THE TASKS →
[1] In the interview with Hannah Fielding, where and in what year is the novel Burning Embers set?
[2] Continue the interview with Hannah Fielding from its last line.

PASSAGE TO READ →

☆ ☆ ☆ ☆

Wednesday, 16 January 2013

Interview with Hannah Fielding

Today we're speaking with author Hannah Fielding about her novel BURNING EMBERS.

Welcome to We Do Write, Hannah. Tell us a bit about yourself.

I was born in Alexandria, Egypt, a city founded in the year 332 B.C. by order of Alexander the Great, a Greek king of Macedonia. The rambling house I grew up in was built on a hill facing the Mediterranean, commanding the most breathtaking views of the ever-changing sea, with its glowing sunsets and romantic moonlit nights overlooking a scintillating ocean.

I went to a convent school, and after I graduated with a BA in French literature, my international nomadic years started. I lived mainly in Switzerland, France and England, and holidayed in other Mediterranean countries like Italy, Greece and Spain. After falling in love with my husband, we settled in a Georgian house in Kent where I brought up two children, while looking after horses and dogs and running my own business renovating rundown cottages.

My children have now flown the nest, and my husband and I spend half our time in our Georgian rectory in Kent and the rest in our home in the South of France, where I write novels before spectacular views of the Mediterranean.

How long have you been writing?

Stories and writing have always been part of my life. My father was a great raconteur and my governess used to tell the most fabulous fairy stories – I could listen to them for hours. When I was seven she and I came to an agreement: for every story she’d tell me I would invent one in return. That is how my passion for storytelling began.

At school I consistently received first prize for my essays and my teachers often read them aloud in class. As a teenager I used to write short romantic stories during lessons and circulate them in class, which made me very popular with my peers (but less so with the nuns!). In addition, since a young age I have kept some sort of a diary where I note my feelings, ideas and things that take my fancy (or not).

My grandmother was a published author of poetry and my father published a book about the history of our family, so writing runs in my veins. I guess I always knew that one day I would follow in those footsteps and forge my own path in that field – a subconscious dream which finally came true.

I wrote during my degree, and over the years, while working and bringing up my children, I had several novels on the go.

Tell us about BURNING EMBERS. What’s the story about?

Burning Embers is a contemporary historical romantic novel set in Kenya in 1970.

Coral Sinclair, a young and fiery English photographer, is on her way to Kenya, the land of her birth, to take ownership of Mpingo plantation, a legacy from her recently deceased father.

Handsome and charismatic Rafe de Monfort, a mature French widower and owner of a nightclub and the Whispering Palms plantation, holds a dark secret deep in his heart.

The two meet on board the ship that is taking them both to Kenya, and Coral feels an immediate attraction towards this stranger.

Once in Kenya, Coral discovers that Rafe is her closest neighbour, but she is warned off him by her old nanny. Gossip has it that Rafe is a notorious womaniser who counts among his mistresses Morgana, the dusky night club dancer, and Cybil, Coral’s stepmother with whom it is believed he was having an affair – an affair that might have contributed to her father’s death.

Yet despite herself, Coral finds herself falling in love with this man who shows her only kindness.

What is she to think when a witch doctor tells her that Rafe killed his heiress first wife and that he is now pretending to care for her simply to get his hands on Mpingo? When beautiful Cybil says that Rafe has been her lover for over ten years and Morgana assures her that Rafe will never be hers? What is the secret in Rafe’s past that colours his every move and makes him more vulnerable than Coral could ever imagine?

☆ ☆ ☆ ☆

RECORDED DATA →
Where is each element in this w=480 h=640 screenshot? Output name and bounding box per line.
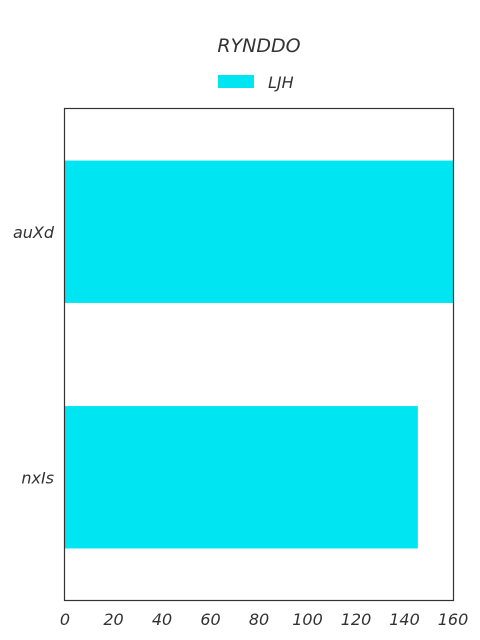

☆ ☆ ☆ ☆

RESULTS BY TASK →
[1] Kenya in 1970.

[2]
In this evocative and passionate story set in 1970 against the vivid and colourful backdrop of rural Africa and its culture, the seemingly doomed lovers are sent down a destructive path wrought with betrayal, passion and greed. Will love overcome all obstacles and prevail at the end?

How did the idea of the story come to you?

Burning Embers began not as a story, but as a vivid landscape in my mind. The seed of the ideas was sown many years ago when, as a schoolgirl, I studied the works of Leconte de Lisle, a French Romantic poet of the 19th century. His poems are wonderfully descriptive and vivid – about wild animals, magnificent dawns and sunsets exotic settings and colourful vistas. Add to that my journey to Kenya and Mr Wangai’s enthralling stories and it was impossible for me not to be inspired, and when I put pen to paper, Burning Embers was born.

I have had some of Leconte de Lisle’s beautiful poems translated by a friend Mr John Harding. You can find them on my website at http://www.hannahfielding.net/?cat=7.

Do you have a critique group/partner or beta readers, or do you self-edit?

Generally, I self-edit. I go through several phases of editing before I’m finally satisfied with a novel. Then, I pass it to my family to read. I really value their opinion.

Are you a planner or a pantser?

I am a thorough planner. Having researched my facts thoroughly, I plan my novel down to the smallest detail. A writer today has no excuse for not getting his/her facts right. Use all the tools available to you. Travel, internet, books, films, documentaries: they’re all there to enrich your experience and make your writing journey easier. Planning ahead, I have found, makes the writing so much easier and therefore so much more enjoyable.

What’s the hardest part of writing for you?

There is only one challenge when I write a book – reining myself in to stop writing when it is time to go to dinner or get ready for bed! The writing flows out of me, and I so enjoy the process and get so lost in the world I create on paper that it is all too easy to forget about reality.

What do you absolutely have to have nearby when writing?

A thesaurus. My background in French literature has been a blessing. French is sonorous and elaborate and you can’t study the literature without developing a love of words and phrases. I used to spend hours reading a thesaurus, totally engrossed in the nuances of words. Even now, when I am looking up a word, I sometimes find myself absorbed in the subtle shadings of words – and time just flies by.

If you could have any super power, what would it be?

The power to heal people and the violence in the world.

Finish this sentence: If I'm not writing, I'm probably ...

Cooking food for my husband, my children and guests. I love to entertain, and after my writing space, the kitchen is my second home. I particularly like to use fresh produce from my gardens in Kent and France in my cookery – apples and plums, vine leaves, juicy tomatoes. Delicious!

Here’s the part where you thank the people who are supporting you. Let's hear your shout outs.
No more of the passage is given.